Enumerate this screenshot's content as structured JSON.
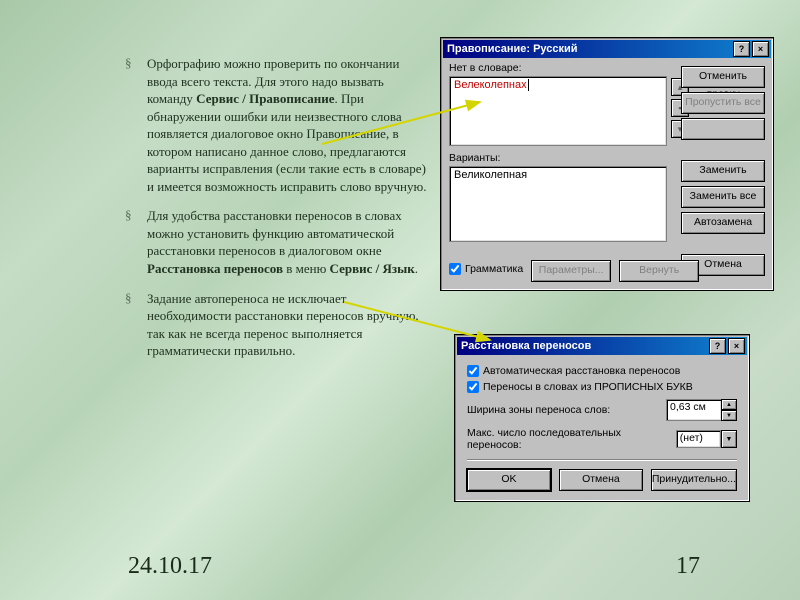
{
  "bullets": [
    {
      "pre": "Орфографию можно проверить по окончании ввода всего текста. Для этого надо вызвать команду ",
      "b1": "Сервис / Правописание",
      "post": ". При обнаружении ошибки или неизвестного слова появляется диалоговое окно Правописание, в котором написано данное слово, предлагаются варианты исправления (если такие есть в словаре) и имеется возможность исправить слово вручную."
    },
    {
      "pre": "Для удобства расстановки переносов в словах можно установить функцию автоматической расстановки переносов в диалоговом окне ",
      "b1": "Расстановка переносов",
      "mid": " в меню ",
      "b2": "Сервис / Язык",
      "post": "."
    },
    {
      "pre": "Задание автопереноса не исключает необходимости расстановки переносов вручную, так как не всегда перенос выполняется грамматически правильно.",
      "b1": "",
      "post": ""
    }
  ],
  "footer": {
    "date": "24.10.17",
    "page": "17"
  },
  "dlg1": {
    "title": "Правописание: Русский",
    "notindict_label": "Нет в словаре:",
    "notindict_value": "Велеколепнах",
    "variants_label": "Варианты:",
    "variants_value": "Великолепная",
    "grammar_check": "Грамматика",
    "btn_params": "Параметры...",
    "btn_revert": "Вернуть",
    "btn_cancel": "Отмена",
    "btn_undo": "Отменить правку",
    "btn_skipall": "Пропустить все",
    "btn_replace": "Заменить",
    "btn_replaceall": "Заменить все",
    "btn_autocorrect": "Автозамена"
  },
  "dlg2": {
    "title": "Расстановка переносов",
    "chk_auto": "Автоматическая расстановка переносов",
    "chk_caps": "Переносы в словах из ПРОПИСНЫХ БУКВ",
    "zone_label": "Ширина зоны переноса слов:",
    "zone_value": "0,63 см",
    "max_label": "Макс. число последовательных переносов:",
    "max_value": "(нет)",
    "btn_ok": "OK",
    "btn_cancel": "Отмена",
    "btn_manual": "Принудительно..."
  }
}
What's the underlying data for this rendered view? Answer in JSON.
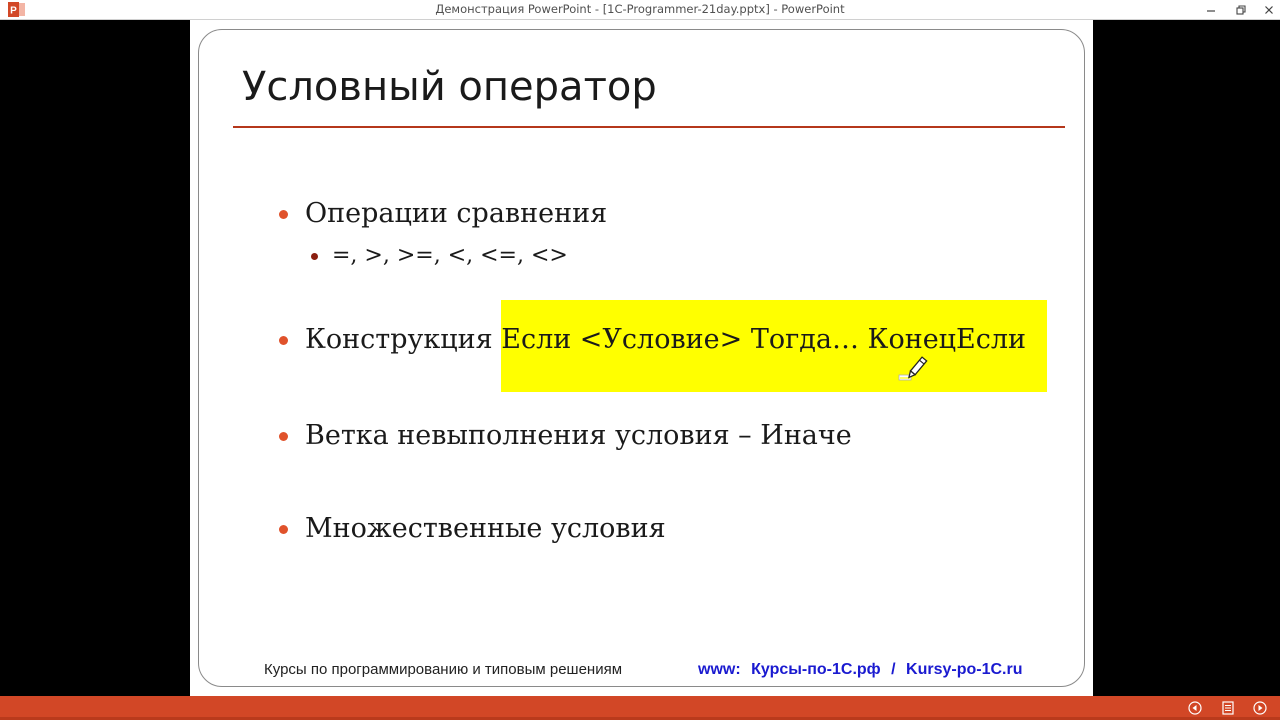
{
  "window": {
    "title": "Демонстрация PowerPoint - [1C-Programmer-21day.pptx] - PowerPoint",
    "app_icon": "powerpoint-icon",
    "controls": [
      "minimize-icon",
      "restore-icon",
      "close-icon"
    ]
  },
  "slide": {
    "title": "Условный оператор",
    "bullets": [
      {
        "text": "Операции сравнения"
      },
      {
        "text": "=, >, >=, <, <=, <>"
      },
      {
        "text_before": "Конструкция ",
        "text_highlight": "Если <Условие> Тогда… КонецЕсли"
      },
      {
        "text": "Ветка невыполнения условия – Иначе"
      },
      {
        "text": "Множественные условия"
      }
    ],
    "highlight_color": "#ffff00",
    "accent_color": "#d24726",
    "footer": {
      "text": "Курсы по программированию и типовым решениям",
      "links": [
        "www:",
        "Курсы-по-1С.рф",
        "/",
        "Kursy-po-1C.ru"
      ]
    }
  },
  "slideshow_controls": {
    "previous": "previous-slide-icon",
    "menu": "slide-menu-icon",
    "next": "next-slide-icon"
  },
  "cursor": "pen-cursor-icon"
}
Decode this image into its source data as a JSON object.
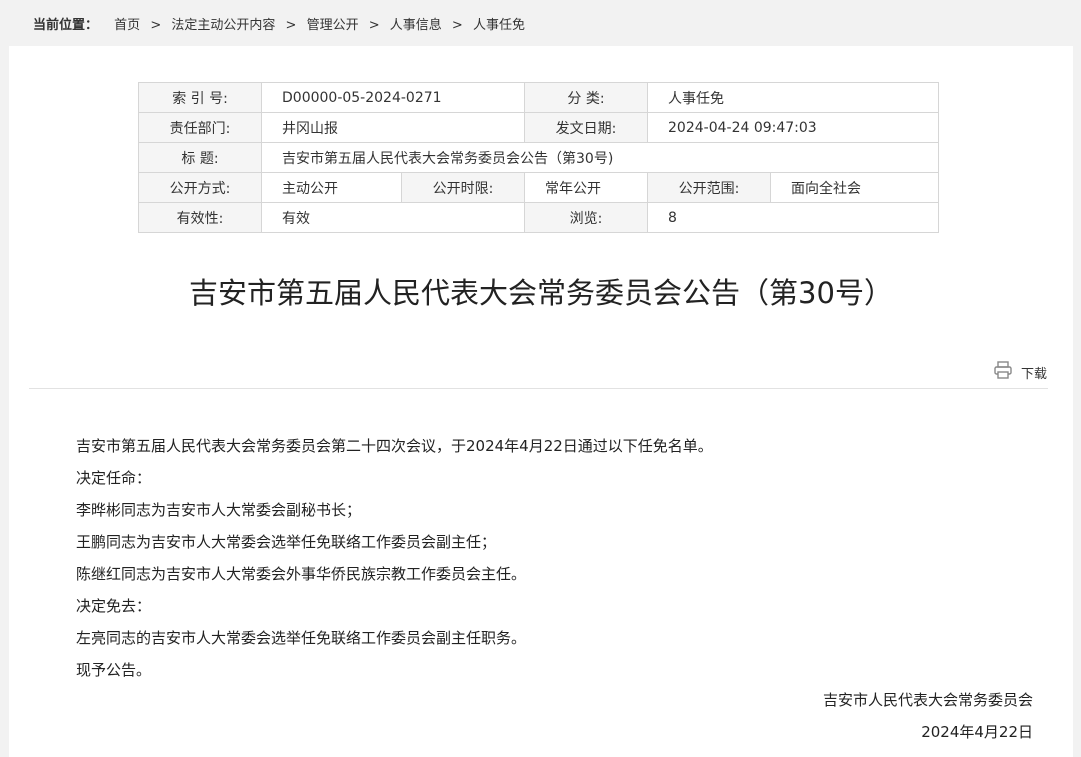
{
  "breadcrumb": {
    "label": "当前位置：",
    "items": [
      "首页",
      "法定主动公开内容",
      "管理公开",
      "人事信息",
      "人事任免"
    ],
    "separator": ">"
  },
  "meta": {
    "index_no_key": "索 引 号:",
    "index_no_val": "D00000-05-2024-0271",
    "category_key": "分 类:",
    "category_val": "人事任免",
    "dept_key": "责任部门:",
    "dept_val": "井冈山报",
    "date_key": "发文日期:",
    "date_val": "2024-04-24 09:47:03",
    "title_key": "标 题:",
    "title_val": "吉安市第五届人民代表大会常务委员会公告（第30号)",
    "mode_key": "公开方式:",
    "mode_val": "主动公开",
    "period_key": "公开时限:",
    "period_val": "常年公开",
    "scope_key": "公开范围:",
    "scope_val": "面向全社会",
    "valid_key": "有效性:",
    "valid_val": "有效",
    "views_key": "浏览:",
    "views_val": "8"
  },
  "article": {
    "title": "吉安市第五届人民代表大会常务委员会公告（第30号）",
    "download_label": "下载",
    "download_icon": "printer-icon",
    "paragraphs": [
      "吉安市第五届人民代表大会常务委员会第二十四次会议，于2024年4月22日通过以下任免名单。",
      "决定任命：",
      "李晔彬同志为吉安市人大常委会副秘书长；",
      "王鹏同志为吉安市人大常委会选举任免联络工作委员会副主任；",
      "陈继红同志为吉安市人大常委会外事华侨民族宗教工作委员会主任。",
      "决定免去：",
      "左亮同志的吉安市人大常委会选举任免联络工作委员会副主任职务。",
      "现予公告。"
    ],
    "signature": "吉安市人民代表大会常务委员会",
    "sign_date": "2024年4月22日"
  }
}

•••

[The exercise]: Report each line in the preceding entries that holds the string "post".

[Correct output]:
      "post": ". При обнаружении ошибки или неизвестного слова появляется диалоговое окно Правописание, в котором написано данное слово, предлагаются варианты исправления (если такие есть в словаре) и имеется возможность исправить слово вручную."
      "post": "."
      "post": ""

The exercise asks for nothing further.